◆ GIVEN PROBLEM ◆
Copy these lines word for word, starting at the first line and stopping after the line that contains "arrow-up-icon: [480, 572, 487, 579]".

* * * *

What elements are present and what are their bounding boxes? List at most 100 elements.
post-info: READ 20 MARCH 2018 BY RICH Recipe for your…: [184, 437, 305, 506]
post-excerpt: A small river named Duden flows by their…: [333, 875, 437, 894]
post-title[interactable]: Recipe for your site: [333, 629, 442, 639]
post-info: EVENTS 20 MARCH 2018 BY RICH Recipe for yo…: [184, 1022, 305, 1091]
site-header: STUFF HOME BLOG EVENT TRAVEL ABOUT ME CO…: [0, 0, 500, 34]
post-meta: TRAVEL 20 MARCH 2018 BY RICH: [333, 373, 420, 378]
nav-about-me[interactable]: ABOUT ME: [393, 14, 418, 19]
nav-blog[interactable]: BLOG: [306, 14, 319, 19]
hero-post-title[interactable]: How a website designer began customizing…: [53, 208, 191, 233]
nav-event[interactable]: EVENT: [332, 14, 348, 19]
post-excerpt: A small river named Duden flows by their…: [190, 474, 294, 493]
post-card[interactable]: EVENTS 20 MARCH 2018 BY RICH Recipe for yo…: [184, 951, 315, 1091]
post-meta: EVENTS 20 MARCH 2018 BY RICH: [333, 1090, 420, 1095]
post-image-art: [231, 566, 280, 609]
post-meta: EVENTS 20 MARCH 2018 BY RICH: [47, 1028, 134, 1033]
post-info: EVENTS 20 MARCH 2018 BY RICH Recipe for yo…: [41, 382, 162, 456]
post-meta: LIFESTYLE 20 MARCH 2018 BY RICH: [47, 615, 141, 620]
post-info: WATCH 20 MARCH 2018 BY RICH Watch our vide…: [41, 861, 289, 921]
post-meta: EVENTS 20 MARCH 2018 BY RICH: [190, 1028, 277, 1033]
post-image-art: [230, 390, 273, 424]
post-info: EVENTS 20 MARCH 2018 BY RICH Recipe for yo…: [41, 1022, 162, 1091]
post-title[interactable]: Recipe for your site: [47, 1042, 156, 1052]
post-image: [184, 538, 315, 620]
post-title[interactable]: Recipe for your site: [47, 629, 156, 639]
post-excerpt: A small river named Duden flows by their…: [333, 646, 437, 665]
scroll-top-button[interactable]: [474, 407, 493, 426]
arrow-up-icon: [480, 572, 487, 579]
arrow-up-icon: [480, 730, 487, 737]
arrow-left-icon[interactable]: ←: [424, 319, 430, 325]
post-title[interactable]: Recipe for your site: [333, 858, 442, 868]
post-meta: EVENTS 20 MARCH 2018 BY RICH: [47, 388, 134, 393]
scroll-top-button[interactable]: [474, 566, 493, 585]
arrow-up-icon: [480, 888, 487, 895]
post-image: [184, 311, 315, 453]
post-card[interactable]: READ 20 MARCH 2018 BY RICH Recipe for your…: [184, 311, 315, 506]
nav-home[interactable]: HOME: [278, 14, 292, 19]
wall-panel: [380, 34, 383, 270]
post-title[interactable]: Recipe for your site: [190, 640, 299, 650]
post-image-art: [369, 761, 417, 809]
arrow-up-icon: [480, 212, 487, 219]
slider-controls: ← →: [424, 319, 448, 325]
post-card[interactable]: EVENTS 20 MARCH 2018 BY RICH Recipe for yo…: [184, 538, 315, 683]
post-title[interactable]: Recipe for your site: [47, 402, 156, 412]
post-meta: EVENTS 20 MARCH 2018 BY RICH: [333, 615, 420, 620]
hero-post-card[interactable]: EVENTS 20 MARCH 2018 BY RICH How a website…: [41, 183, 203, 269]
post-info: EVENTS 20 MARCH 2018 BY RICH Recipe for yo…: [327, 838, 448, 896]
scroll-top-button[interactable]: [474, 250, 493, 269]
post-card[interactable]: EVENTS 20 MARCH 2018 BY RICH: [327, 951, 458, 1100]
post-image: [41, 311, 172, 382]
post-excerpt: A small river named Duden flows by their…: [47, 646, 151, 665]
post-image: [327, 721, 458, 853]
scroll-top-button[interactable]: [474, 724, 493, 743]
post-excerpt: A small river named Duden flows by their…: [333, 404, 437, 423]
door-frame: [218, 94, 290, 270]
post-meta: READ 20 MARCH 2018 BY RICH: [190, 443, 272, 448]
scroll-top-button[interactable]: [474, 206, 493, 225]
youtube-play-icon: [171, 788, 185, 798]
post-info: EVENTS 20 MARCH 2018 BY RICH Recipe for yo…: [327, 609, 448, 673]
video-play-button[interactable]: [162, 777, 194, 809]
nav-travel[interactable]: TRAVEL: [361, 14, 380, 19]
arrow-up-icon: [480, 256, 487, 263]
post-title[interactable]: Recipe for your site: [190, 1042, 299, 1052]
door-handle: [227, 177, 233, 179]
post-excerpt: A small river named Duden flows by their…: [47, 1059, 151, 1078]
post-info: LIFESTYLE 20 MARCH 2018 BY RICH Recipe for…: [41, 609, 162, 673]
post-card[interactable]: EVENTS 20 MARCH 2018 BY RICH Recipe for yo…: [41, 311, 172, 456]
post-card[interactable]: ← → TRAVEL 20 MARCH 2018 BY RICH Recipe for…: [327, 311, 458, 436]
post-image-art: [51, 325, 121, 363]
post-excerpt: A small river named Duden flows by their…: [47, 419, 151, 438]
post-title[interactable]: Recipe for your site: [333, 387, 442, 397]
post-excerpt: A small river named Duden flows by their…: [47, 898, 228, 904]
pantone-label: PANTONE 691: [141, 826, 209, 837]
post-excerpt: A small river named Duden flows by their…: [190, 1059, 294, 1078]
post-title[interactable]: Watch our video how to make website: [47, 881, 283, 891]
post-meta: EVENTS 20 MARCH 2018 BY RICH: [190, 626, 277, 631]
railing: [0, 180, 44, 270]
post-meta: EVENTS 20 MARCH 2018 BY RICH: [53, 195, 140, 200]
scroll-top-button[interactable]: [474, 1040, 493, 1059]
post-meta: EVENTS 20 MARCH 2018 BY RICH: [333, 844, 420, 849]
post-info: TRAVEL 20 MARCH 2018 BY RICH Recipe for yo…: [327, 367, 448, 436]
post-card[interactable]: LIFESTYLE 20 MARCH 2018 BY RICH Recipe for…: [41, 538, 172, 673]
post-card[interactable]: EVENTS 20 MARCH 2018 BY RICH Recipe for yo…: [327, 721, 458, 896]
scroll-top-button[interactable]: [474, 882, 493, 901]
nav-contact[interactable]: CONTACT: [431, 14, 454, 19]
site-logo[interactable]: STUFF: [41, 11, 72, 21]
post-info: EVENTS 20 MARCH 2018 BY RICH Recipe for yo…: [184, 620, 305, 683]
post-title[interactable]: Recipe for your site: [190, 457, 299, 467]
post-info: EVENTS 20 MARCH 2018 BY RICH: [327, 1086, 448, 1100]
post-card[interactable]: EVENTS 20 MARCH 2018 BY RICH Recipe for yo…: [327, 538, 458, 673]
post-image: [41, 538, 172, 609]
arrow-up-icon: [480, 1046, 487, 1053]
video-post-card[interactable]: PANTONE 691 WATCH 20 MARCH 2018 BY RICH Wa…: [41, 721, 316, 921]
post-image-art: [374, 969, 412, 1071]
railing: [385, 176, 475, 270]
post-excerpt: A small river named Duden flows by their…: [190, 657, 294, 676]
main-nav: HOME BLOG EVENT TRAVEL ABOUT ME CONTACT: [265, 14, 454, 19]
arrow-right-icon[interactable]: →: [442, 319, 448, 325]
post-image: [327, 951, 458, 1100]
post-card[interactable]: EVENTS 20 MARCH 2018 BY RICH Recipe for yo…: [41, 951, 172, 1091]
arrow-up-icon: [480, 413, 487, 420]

* * * *

◆ REPLY ◆
What elements are present and what are their bounding boxes? List at most 100 elements.
post-info: READ 20 MARCH 2018 BY RICH Recipe for your…: [184, 437, 305, 506]
post-excerpt: A small river named Duden flows by their…: [333, 875, 437, 894]
post-title[interactable]: Recipe for your site: [333, 629, 442, 639]
post-info: EVENTS 20 MARCH 2018 BY RICH Recipe for yo…: [184, 1022, 305, 1091]
site-header: STUFF HOME BLOG EVENT TRAVEL ABOUT ME CO…: [0, 0, 500, 34]
post-meta: TRAVEL 20 MARCH 2018 BY RICH: [333, 373, 420, 378]
nav-about-me[interactable]: ABOUT ME: [393, 14, 418, 19]
nav-blog[interactable]: BLOG: [306, 14, 319, 19]
hero-post-title[interactable]: How a website designer began customizing…: [53, 208, 191, 233]
nav-event[interactable]: EVENT: [332, 14, 348, 19]
post-excerpt: A small river named Duden flows by their…: [190, 474, 294, 493]
post-card[interactable]: EVENTS 20 MARCH 2018 BY RICH Recipe for yo…: [184, 951, 315, 1091]
post-meta: EVENTS 20 MARCH 2018 BY RICH: [333, 1090, 420, 1095]
post-image-art: [231, 566, 280, 609]
post-meta: EVENTS 20 MARCH 2018 BY RICH: [47, 1028, 134, 1033]
post-info: EVENTS 20 MARCH 2018 BY RICH Recipe for yo…: [41, 382, 162, 456]
post-meta: LIFESTYLE 20 MARCH 2018 BY RICH: [47, 615, 141, 620]
post-info: WATCH 20 MARCH 2018 BY RICH Watch our vide…: [41, 861, 289, 921]
post-meta: EVENTS 20 MARCH 2018 BY RICH: [190, 1028, 277, 1033]
post-image-art: [230, 390, 273, 424]
post-info: EVENTS 20 MARCH 2018 BY RICH Recipe for yo…: [41, 1022, 162, 1091]
post-title[interactable]: Recipe for your site: [47, 1042, 156, 1052]
post-image: [184, 538, 315, 620]
post-title[interactable]: Recipe for your site: [47, 629, 156, 639]
post-excerpt: A small river named Duden flows by their…: [333, 646, 437, 665]
scroll-top-button[interactable]: [474, 407, 493, 426]
arrow-up-icon: [480, 572, 487, 579]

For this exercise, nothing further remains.